### STATED GOAL:
Present each line of the entries below that holds the word "WebServlet".

### DATA PROVIDED:
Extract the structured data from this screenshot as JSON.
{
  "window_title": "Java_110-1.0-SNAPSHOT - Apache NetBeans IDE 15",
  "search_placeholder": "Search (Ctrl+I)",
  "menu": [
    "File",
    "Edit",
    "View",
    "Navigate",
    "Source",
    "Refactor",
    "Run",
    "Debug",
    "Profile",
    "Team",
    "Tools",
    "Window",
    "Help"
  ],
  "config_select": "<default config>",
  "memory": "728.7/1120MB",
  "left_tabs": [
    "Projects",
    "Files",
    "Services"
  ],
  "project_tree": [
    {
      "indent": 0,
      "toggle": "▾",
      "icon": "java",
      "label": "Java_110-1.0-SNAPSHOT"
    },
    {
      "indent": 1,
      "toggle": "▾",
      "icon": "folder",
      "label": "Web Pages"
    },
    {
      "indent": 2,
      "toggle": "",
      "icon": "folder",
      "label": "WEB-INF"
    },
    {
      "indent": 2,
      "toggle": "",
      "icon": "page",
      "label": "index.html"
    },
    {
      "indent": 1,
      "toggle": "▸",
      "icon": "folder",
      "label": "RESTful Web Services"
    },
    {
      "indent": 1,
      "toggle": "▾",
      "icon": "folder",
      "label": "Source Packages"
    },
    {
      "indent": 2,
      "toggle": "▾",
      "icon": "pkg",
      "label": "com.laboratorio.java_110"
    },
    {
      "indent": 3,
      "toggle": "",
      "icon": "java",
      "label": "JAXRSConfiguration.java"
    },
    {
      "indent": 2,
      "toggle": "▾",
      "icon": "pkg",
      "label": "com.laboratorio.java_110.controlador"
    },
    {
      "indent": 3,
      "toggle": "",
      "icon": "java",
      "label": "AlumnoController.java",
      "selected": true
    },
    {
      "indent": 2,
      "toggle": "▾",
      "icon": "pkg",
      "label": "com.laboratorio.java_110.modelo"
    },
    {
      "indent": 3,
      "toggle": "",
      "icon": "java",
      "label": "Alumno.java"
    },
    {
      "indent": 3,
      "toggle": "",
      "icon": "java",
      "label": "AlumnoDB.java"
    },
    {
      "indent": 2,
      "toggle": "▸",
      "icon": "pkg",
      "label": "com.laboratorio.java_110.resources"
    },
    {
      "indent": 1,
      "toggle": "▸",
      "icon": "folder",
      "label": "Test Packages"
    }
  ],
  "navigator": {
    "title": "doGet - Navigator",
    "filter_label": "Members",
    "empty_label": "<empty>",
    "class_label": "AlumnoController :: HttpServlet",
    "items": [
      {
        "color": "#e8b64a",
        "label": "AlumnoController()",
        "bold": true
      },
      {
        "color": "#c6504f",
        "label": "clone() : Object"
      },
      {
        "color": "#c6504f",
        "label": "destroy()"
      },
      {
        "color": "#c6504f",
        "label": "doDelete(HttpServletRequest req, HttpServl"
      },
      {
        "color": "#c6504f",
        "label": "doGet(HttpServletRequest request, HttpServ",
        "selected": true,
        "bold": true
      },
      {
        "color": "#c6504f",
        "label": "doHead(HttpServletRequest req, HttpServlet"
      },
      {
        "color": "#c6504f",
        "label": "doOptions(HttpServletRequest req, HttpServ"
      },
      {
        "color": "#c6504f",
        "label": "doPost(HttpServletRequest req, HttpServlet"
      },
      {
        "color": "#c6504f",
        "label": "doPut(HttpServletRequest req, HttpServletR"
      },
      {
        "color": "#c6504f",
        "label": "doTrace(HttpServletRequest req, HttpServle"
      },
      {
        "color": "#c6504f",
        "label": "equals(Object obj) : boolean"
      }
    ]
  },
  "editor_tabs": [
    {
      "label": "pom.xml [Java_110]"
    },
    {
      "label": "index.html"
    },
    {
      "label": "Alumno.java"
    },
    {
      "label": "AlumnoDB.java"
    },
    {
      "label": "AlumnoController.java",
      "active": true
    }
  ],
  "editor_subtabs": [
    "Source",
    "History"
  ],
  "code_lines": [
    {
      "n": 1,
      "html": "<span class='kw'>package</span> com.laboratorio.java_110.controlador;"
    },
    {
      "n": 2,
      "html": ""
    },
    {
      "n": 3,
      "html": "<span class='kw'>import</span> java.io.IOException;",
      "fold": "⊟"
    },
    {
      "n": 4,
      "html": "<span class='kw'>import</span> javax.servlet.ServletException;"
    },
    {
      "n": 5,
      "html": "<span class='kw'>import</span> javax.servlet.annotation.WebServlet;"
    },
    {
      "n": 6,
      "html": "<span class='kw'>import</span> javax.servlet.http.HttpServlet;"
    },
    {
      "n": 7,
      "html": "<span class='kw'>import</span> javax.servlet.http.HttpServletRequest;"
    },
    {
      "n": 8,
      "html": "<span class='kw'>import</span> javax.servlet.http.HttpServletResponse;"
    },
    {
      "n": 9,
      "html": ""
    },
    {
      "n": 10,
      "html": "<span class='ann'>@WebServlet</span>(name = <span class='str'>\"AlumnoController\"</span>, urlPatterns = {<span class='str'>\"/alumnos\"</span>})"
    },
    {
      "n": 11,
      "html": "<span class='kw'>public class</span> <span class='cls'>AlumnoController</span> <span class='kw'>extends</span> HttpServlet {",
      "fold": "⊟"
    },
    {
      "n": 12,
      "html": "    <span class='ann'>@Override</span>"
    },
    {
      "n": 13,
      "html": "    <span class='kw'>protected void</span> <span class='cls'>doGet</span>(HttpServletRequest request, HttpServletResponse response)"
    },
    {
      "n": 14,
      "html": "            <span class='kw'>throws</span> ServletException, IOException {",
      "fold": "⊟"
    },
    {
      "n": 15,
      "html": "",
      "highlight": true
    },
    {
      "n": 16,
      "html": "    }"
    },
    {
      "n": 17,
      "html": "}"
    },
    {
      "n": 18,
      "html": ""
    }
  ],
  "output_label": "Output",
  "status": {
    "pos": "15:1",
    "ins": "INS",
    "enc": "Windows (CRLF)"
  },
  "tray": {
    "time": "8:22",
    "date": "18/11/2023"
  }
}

### EXERCISE OUTPUT:
      "html": "<span class='kw'>import</span> javax.servlet.annotation.WebServlet;"
      "html": "<span class='ann'>@WebServlet</span>(name = <span class='str'>\"AlumnoController\"</span>, urlPatterns = {<span class='str'>\"/alumnos\"</span>})"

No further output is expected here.